* begin INFORMATION SHOWN *

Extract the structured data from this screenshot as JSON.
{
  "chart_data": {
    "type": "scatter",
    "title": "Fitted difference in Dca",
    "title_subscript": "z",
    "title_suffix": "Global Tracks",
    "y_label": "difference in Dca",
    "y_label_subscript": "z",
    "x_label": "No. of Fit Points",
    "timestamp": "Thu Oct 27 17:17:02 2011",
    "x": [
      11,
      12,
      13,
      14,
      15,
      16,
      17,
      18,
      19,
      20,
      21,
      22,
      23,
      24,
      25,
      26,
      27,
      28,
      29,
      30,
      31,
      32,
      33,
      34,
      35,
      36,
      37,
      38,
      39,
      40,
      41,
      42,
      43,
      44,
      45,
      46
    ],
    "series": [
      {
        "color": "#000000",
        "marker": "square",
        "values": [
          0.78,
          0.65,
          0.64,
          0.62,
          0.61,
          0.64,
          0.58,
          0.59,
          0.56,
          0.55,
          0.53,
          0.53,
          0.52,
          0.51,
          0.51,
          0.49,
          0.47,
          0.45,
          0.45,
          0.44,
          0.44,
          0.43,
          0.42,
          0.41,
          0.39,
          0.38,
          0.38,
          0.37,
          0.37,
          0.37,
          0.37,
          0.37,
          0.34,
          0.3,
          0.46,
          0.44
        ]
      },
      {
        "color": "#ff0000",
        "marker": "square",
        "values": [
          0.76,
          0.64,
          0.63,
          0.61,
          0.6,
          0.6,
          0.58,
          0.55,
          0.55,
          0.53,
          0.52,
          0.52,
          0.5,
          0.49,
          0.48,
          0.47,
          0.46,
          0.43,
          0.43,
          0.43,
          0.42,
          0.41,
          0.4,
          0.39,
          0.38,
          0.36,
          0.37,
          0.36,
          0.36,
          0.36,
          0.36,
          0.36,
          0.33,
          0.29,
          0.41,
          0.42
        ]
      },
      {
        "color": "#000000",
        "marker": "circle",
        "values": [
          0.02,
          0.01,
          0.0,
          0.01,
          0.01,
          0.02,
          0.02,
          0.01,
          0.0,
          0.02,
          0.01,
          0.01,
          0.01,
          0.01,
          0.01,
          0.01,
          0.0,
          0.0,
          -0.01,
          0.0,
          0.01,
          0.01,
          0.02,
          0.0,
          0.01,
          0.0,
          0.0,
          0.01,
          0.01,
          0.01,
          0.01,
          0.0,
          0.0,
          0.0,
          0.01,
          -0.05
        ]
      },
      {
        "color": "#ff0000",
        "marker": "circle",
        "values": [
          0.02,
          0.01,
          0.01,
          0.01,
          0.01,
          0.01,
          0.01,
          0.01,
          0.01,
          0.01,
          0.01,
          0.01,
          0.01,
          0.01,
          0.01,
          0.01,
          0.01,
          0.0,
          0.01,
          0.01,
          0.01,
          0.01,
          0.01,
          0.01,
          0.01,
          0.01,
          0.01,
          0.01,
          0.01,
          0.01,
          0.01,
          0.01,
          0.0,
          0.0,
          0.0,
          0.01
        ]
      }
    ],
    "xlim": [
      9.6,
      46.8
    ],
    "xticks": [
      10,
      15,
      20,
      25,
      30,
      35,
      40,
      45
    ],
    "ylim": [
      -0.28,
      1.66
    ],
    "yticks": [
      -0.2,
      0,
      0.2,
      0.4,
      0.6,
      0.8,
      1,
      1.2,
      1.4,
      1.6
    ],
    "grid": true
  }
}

* end INFORMATION SHOWN *

:: GIVEN REQUEST ::
Scan the material line by line and report each one that contains "difference".

:: RESULT FOR THIS EXERCISE ::
    "title": "Fitted difference in Dca",
    "y_label": "difference in Dca",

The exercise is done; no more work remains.